▸ **Work to do**
Scan the records for the string "节摄食活动"; copy each line where it occurs.
* * * * * * *
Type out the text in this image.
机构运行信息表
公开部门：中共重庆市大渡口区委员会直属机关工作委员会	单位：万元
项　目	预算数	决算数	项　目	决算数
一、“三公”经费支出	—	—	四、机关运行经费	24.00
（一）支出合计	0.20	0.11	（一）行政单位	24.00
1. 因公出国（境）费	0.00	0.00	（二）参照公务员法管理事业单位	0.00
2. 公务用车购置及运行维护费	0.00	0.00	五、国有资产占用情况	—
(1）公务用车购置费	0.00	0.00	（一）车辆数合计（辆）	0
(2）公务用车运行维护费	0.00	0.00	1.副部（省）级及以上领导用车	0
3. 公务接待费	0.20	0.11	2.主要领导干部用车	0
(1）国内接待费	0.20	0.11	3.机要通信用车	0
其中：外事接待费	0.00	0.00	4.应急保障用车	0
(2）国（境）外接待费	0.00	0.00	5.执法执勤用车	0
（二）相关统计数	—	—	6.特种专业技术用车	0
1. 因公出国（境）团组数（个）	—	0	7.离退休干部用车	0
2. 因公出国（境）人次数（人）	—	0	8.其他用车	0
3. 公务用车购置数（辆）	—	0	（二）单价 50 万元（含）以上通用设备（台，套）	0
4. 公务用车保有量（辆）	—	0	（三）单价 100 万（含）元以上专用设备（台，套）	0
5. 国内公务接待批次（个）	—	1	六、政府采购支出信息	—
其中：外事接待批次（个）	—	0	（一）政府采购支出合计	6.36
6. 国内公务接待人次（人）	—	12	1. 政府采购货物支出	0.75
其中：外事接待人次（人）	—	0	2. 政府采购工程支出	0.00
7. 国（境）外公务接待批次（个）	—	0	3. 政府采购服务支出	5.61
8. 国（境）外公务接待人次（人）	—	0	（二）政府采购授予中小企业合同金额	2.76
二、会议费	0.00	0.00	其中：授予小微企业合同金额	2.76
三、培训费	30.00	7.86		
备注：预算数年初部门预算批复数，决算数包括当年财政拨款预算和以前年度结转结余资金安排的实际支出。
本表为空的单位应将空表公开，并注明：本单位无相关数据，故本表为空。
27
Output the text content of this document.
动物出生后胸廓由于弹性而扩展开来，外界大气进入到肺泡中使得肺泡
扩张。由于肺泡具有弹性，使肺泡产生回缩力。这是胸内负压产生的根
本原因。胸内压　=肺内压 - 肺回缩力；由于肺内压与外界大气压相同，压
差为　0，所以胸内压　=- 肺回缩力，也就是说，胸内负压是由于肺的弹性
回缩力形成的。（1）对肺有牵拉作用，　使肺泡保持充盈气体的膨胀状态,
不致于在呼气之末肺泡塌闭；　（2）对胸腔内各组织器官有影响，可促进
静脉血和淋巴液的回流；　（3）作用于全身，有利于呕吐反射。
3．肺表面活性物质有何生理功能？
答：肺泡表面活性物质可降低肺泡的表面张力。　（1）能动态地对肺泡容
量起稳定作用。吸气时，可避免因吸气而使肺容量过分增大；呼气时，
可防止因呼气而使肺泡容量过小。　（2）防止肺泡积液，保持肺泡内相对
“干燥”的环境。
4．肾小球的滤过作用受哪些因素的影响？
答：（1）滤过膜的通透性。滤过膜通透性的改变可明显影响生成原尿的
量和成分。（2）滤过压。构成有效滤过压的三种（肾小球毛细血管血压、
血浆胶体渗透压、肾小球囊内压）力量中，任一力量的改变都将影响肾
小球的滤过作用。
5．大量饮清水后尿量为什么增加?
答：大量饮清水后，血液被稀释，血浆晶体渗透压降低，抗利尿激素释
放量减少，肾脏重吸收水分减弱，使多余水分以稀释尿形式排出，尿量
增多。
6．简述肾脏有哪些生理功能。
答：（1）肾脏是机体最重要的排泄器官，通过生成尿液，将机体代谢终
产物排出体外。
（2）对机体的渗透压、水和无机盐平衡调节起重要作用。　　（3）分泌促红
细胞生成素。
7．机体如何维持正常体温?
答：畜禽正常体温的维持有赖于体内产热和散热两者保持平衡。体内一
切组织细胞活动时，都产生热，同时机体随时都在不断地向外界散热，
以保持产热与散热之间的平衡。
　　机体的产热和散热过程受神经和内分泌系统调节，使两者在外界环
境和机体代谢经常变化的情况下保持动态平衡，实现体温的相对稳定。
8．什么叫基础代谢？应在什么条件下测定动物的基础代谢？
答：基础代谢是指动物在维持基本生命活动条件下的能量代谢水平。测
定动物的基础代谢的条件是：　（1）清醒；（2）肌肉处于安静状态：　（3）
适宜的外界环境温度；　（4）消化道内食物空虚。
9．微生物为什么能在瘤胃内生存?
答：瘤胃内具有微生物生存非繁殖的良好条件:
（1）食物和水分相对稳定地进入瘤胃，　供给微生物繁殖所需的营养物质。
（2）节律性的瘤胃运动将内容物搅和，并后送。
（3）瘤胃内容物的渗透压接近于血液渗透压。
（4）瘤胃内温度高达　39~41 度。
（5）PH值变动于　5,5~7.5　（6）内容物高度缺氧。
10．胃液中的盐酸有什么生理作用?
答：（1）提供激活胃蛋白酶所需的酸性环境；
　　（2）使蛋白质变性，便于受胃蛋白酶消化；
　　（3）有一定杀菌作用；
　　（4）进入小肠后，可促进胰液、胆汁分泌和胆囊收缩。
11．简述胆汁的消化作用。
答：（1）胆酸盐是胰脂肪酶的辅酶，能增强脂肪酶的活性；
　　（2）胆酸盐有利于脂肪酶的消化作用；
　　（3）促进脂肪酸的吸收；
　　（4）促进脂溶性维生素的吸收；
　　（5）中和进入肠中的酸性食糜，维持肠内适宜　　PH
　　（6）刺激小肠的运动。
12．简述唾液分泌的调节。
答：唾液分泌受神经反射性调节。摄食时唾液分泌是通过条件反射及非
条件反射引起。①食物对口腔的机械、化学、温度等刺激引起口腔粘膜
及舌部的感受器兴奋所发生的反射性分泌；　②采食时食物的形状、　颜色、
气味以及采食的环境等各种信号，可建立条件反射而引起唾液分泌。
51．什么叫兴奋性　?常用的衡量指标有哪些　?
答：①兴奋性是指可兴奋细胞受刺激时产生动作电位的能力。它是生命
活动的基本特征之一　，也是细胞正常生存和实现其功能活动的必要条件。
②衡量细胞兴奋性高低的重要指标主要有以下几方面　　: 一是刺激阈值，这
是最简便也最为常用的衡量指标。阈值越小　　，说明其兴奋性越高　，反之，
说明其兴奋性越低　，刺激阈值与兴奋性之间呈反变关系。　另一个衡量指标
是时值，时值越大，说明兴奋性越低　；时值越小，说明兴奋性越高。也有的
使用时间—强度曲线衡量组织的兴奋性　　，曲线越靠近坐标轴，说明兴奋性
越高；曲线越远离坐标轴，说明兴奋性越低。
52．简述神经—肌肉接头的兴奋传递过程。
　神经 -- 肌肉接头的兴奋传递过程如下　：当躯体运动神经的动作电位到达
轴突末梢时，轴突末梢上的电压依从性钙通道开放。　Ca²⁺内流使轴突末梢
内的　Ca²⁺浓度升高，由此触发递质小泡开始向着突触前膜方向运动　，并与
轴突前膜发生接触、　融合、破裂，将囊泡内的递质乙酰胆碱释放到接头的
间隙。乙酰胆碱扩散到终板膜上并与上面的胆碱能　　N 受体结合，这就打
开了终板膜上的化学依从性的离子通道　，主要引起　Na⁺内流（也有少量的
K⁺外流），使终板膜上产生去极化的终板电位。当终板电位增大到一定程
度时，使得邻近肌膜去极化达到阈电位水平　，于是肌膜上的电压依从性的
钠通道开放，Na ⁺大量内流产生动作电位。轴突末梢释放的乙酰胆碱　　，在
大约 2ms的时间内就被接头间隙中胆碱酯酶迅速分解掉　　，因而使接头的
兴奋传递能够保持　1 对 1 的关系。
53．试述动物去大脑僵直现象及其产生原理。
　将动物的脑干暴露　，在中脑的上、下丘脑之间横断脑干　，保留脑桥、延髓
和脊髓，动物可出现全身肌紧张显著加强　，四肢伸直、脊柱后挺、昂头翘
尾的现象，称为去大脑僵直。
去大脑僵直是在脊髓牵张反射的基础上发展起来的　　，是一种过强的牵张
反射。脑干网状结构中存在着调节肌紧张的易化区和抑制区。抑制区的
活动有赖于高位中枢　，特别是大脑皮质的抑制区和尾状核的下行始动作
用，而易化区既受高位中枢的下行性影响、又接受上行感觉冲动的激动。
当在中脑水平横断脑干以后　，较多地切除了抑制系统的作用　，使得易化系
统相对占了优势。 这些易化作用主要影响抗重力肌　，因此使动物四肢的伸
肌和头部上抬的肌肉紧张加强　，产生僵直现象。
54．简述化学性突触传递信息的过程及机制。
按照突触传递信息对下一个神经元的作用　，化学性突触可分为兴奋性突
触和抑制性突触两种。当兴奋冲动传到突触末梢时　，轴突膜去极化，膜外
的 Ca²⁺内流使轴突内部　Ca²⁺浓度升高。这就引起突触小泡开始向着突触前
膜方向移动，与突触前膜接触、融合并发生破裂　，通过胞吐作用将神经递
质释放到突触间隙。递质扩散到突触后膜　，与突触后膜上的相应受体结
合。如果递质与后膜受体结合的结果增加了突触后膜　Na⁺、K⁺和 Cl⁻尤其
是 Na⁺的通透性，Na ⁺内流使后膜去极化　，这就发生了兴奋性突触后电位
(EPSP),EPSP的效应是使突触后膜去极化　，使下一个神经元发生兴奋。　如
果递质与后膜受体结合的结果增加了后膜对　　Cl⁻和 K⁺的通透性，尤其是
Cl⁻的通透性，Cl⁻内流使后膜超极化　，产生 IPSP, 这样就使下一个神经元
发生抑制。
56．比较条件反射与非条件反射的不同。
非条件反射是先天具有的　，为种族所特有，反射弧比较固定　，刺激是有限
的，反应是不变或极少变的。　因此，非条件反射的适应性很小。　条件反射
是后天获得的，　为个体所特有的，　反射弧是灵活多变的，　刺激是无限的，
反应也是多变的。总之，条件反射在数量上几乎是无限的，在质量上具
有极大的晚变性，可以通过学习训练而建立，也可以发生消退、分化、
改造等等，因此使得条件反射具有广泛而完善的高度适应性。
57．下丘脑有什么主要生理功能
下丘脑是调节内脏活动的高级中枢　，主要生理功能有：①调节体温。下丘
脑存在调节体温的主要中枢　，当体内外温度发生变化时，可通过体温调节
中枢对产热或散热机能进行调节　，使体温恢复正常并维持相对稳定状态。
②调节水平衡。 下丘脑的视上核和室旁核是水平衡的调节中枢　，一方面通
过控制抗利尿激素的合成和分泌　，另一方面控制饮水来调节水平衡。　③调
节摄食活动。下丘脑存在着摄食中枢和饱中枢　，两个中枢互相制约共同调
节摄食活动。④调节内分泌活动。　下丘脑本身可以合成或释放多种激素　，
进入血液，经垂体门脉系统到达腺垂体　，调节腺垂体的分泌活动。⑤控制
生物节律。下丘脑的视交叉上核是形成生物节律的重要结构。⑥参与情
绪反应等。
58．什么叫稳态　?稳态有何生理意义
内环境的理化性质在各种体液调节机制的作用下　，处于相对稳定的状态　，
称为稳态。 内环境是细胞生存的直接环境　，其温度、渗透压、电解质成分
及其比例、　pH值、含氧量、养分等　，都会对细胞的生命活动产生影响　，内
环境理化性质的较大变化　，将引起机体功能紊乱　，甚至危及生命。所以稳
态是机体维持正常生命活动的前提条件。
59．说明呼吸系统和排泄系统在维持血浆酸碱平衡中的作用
* * * * * * *
▸ **Expected answer**
节摄食活动。下丘脑存在着摄食中枢和饱中枢　，两个中枢互相制约共同调
节摄食活动。④调节内分泌活动。　下丘脑本身可以合成或释放多种激素　，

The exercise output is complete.